■ Given request: Work out how many lines hold the string "Name". The answer is a single number, nothing more.

■ Record set:

☆ ☆ ☆ ☆ ☆

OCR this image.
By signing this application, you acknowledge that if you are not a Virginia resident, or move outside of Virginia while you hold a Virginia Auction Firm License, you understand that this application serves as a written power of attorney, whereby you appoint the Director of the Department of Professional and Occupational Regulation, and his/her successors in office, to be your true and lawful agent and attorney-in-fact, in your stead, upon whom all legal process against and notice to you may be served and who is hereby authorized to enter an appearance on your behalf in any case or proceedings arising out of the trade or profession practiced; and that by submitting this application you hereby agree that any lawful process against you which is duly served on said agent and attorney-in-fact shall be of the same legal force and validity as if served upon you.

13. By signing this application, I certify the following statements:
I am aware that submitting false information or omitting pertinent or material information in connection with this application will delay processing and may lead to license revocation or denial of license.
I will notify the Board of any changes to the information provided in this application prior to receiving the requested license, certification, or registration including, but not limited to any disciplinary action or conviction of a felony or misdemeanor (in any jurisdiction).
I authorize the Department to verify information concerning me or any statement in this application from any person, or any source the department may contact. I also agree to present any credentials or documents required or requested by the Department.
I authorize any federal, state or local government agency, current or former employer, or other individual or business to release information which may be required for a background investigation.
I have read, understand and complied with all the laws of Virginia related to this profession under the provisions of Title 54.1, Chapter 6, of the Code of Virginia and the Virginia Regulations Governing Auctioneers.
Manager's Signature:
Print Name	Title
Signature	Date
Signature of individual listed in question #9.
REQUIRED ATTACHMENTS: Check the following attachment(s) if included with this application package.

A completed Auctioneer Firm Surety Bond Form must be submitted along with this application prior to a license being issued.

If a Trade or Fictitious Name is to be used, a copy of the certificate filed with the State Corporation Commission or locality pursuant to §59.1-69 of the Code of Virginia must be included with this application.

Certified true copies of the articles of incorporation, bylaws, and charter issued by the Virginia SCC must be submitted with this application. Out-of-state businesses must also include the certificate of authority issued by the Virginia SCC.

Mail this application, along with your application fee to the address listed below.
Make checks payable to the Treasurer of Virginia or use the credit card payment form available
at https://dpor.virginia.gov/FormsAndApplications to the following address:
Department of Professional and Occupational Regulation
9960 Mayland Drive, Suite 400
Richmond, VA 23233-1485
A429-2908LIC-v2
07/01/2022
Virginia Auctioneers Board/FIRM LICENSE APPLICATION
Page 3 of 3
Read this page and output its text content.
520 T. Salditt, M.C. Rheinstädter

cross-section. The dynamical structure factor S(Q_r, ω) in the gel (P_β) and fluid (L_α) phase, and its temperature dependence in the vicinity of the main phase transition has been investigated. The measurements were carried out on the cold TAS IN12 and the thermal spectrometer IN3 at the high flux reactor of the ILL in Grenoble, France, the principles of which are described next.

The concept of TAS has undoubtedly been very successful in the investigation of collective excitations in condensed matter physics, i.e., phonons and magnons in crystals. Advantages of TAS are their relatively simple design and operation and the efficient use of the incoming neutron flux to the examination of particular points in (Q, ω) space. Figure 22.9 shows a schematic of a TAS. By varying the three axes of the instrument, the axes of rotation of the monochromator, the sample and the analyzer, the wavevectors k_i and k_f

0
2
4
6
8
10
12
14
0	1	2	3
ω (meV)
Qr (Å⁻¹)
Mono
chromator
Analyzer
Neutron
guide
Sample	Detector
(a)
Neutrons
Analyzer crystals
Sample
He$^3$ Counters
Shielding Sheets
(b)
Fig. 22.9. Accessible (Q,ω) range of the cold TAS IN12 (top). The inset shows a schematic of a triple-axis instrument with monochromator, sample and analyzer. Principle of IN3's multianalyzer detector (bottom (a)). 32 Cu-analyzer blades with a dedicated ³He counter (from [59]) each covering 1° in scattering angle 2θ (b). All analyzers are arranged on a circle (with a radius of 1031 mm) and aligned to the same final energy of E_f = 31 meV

☆ ☆ ☆ ☆ ☆

■ Worked solution: 2